### REQUIREMENT
Gather all lines in the data that hold the string "name".

Data listing
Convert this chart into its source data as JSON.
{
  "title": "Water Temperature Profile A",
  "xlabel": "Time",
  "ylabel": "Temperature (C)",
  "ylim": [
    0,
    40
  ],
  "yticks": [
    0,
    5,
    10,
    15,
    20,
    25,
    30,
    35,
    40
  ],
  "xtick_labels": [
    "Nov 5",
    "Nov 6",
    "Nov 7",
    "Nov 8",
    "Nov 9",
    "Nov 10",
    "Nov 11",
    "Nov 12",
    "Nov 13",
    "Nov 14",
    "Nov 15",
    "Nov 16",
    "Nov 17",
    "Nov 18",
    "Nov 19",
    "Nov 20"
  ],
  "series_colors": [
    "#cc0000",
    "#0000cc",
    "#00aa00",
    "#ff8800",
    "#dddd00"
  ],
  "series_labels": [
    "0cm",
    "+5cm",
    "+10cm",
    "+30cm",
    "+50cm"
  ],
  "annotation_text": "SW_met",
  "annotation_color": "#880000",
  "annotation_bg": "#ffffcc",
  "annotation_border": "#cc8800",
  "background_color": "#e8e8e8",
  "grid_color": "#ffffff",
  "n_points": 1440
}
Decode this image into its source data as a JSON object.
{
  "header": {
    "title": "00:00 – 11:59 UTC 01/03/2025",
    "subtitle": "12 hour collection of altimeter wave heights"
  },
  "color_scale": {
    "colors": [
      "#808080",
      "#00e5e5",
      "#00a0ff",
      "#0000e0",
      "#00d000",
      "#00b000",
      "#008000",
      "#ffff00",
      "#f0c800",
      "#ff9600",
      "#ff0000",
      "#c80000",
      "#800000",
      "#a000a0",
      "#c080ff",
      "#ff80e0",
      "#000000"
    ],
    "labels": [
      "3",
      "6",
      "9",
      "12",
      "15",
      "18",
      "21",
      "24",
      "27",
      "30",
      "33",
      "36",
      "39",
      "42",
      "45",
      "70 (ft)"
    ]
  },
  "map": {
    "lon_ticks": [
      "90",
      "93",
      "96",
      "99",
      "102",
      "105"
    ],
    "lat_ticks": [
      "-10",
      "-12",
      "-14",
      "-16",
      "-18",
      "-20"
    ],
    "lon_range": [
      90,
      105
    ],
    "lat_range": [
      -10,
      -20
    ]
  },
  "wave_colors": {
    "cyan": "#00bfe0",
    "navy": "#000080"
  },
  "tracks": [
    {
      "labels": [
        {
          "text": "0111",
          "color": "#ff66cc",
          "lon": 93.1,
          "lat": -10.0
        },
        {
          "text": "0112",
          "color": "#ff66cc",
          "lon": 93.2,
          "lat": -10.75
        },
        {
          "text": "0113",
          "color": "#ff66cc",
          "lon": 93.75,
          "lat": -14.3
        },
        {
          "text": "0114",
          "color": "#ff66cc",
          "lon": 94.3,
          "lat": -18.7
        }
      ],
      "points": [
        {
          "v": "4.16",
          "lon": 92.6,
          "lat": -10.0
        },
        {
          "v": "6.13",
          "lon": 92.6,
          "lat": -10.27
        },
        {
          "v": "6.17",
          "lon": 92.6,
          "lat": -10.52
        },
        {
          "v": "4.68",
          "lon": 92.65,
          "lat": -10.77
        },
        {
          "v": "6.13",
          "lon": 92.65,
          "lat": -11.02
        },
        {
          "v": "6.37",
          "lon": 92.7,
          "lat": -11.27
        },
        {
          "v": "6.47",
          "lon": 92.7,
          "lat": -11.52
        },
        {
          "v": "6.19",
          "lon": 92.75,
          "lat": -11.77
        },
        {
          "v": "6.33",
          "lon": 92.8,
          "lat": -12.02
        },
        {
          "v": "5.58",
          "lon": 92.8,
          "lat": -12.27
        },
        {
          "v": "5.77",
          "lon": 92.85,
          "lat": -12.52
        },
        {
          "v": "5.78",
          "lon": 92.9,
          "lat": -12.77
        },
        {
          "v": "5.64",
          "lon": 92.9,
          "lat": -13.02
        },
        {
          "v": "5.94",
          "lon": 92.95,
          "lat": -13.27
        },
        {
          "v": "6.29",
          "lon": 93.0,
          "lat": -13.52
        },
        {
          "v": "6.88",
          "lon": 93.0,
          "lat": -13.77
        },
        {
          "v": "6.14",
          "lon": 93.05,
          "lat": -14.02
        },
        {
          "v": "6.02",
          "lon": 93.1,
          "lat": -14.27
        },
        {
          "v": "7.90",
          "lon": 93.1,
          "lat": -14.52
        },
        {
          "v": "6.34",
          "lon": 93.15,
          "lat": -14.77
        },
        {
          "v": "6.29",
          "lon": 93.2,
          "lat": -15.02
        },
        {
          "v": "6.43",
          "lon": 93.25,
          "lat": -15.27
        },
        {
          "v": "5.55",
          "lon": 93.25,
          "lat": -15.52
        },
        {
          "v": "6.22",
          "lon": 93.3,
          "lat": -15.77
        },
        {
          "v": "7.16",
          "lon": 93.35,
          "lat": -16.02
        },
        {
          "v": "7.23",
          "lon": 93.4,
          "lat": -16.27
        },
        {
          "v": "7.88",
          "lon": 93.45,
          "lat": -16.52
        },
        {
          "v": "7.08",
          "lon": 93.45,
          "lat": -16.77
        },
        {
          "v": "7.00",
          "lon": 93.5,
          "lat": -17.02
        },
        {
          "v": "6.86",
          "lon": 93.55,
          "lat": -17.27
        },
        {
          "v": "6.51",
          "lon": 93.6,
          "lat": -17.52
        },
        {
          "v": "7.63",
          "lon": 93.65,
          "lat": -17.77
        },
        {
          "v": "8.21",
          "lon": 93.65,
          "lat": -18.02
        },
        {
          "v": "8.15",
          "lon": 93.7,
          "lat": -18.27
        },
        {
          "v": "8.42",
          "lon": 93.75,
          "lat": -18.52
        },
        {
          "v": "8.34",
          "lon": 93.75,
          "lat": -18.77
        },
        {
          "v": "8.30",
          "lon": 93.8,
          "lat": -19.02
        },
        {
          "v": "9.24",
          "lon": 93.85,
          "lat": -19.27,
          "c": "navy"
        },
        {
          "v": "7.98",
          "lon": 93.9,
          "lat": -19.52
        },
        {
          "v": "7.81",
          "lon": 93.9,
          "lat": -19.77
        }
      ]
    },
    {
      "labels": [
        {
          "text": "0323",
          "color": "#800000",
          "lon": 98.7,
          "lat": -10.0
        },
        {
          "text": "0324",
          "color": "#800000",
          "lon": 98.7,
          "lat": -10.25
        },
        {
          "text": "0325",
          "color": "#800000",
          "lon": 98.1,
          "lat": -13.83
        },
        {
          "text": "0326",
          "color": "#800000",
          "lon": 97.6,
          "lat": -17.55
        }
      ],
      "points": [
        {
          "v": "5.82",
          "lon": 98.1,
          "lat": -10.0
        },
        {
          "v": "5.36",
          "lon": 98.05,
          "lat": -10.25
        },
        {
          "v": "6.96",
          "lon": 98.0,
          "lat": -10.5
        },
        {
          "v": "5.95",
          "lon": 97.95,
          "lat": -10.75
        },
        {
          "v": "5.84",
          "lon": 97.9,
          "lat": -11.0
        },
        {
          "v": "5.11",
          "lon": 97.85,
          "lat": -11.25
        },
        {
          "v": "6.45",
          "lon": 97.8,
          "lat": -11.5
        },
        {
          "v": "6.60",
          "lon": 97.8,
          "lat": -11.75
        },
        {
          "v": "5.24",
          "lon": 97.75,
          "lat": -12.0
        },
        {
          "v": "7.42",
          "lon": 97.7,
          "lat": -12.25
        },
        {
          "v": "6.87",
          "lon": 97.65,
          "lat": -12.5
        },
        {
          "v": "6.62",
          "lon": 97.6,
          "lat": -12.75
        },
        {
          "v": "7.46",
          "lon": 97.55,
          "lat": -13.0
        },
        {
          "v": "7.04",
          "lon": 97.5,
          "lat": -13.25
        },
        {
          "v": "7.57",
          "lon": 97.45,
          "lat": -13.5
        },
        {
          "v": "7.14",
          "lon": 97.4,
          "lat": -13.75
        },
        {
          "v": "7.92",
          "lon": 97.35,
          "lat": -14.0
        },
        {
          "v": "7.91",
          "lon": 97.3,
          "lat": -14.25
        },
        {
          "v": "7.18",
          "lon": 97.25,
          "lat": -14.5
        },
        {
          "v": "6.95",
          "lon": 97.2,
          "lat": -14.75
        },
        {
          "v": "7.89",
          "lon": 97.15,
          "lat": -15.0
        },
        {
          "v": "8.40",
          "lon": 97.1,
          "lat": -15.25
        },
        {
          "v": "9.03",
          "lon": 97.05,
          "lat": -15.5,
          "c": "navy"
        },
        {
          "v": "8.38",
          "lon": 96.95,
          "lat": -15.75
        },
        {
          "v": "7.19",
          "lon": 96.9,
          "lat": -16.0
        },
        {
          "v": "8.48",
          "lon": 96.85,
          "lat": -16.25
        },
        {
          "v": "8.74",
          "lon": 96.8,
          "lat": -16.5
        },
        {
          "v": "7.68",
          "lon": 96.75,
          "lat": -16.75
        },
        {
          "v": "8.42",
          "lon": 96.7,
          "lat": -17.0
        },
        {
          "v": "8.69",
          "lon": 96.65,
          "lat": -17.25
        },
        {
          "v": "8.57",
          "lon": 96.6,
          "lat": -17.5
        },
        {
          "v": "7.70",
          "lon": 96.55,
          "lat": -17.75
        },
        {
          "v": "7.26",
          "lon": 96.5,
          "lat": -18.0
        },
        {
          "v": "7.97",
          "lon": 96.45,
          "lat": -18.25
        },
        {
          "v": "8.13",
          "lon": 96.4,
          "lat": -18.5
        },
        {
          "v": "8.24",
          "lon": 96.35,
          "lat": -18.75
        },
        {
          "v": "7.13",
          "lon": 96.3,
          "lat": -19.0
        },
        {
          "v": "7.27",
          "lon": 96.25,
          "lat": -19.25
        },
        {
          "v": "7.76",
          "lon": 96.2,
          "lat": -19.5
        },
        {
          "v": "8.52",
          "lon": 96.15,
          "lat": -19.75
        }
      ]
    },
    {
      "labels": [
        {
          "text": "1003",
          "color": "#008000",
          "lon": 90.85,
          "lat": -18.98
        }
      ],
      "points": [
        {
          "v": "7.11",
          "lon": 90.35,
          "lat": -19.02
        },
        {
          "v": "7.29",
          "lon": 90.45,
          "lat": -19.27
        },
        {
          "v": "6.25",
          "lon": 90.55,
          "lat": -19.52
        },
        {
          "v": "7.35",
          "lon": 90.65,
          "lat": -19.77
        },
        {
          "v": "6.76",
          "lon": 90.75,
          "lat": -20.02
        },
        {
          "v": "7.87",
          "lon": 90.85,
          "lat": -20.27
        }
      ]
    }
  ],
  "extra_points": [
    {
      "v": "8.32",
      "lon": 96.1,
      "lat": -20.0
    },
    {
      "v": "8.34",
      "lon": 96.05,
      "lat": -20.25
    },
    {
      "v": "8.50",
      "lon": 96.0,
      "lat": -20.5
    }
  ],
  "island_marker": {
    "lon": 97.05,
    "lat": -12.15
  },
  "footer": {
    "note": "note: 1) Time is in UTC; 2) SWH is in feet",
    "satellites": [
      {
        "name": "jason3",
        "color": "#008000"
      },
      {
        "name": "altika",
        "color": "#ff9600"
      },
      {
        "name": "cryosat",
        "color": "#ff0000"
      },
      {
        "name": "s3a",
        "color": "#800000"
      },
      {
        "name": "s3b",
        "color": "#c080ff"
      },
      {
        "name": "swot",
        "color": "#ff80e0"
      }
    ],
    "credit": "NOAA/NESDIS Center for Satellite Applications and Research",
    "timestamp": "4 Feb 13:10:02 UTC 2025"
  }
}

### RESULT OF THE TASK
        "name": "jason3",
        "name": "altika",
        "name": "cryosat",
        "name": "s3a",
        "name": "s3b",
        "name": "swot",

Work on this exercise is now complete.